> [Set task]:
Look through the data below. Collect every line where the word "JSON" occurs.
++++++++++++++++++++
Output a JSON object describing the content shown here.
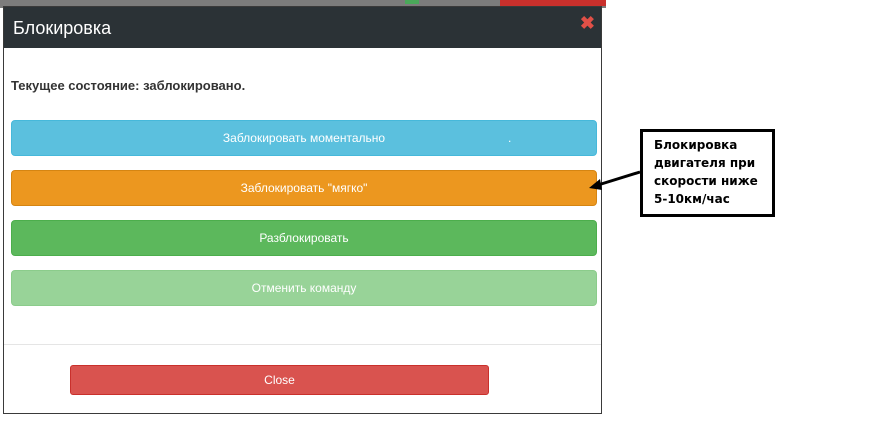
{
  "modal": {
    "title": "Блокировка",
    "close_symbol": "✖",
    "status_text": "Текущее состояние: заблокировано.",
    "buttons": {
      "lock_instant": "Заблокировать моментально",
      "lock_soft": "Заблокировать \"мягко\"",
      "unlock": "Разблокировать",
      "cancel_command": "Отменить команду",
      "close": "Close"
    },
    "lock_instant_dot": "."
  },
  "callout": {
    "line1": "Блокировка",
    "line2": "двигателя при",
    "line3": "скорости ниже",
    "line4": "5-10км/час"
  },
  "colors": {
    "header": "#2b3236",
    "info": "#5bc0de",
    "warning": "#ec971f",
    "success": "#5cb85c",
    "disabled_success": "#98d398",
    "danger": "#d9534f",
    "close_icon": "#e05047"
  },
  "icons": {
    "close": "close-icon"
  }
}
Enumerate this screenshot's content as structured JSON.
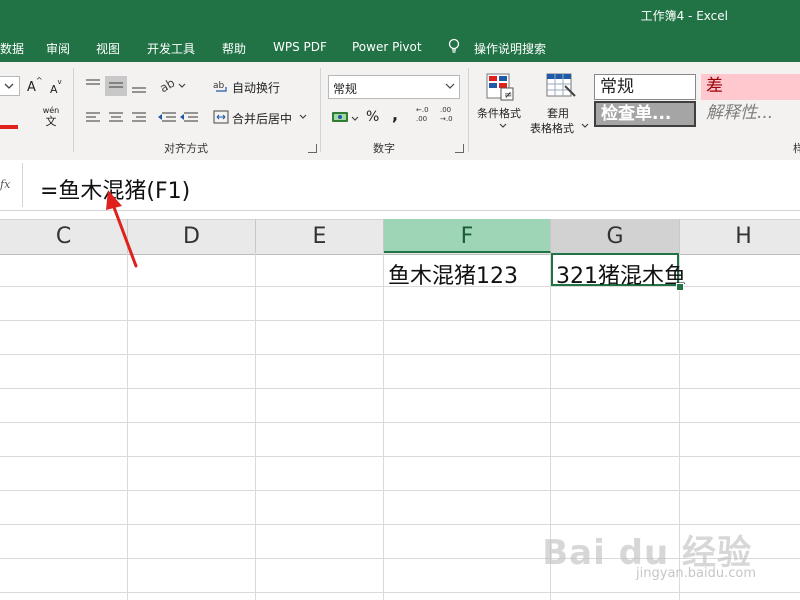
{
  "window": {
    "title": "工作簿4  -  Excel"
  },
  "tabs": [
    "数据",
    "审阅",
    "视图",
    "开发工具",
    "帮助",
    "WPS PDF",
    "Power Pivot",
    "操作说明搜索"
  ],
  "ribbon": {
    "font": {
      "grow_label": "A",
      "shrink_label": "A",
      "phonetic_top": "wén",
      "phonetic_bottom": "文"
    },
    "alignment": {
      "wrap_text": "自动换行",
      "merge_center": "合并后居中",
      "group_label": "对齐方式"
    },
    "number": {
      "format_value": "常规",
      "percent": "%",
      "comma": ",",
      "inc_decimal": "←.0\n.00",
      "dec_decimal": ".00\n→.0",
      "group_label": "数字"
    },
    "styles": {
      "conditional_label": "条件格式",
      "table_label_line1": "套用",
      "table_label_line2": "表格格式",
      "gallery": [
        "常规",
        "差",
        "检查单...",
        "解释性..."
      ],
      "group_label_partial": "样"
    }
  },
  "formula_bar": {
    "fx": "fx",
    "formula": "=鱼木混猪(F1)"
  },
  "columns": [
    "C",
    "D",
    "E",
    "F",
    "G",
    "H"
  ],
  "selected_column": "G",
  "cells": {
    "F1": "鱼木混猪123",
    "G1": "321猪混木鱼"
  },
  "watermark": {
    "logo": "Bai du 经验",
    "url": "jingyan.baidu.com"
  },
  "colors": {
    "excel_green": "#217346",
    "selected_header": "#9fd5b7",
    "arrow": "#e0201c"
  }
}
++++++++++++++++++++
> [Problem solution]:
Output a JSON object describing the content shown here.
Enumerate this screenshot's content as structured JSON.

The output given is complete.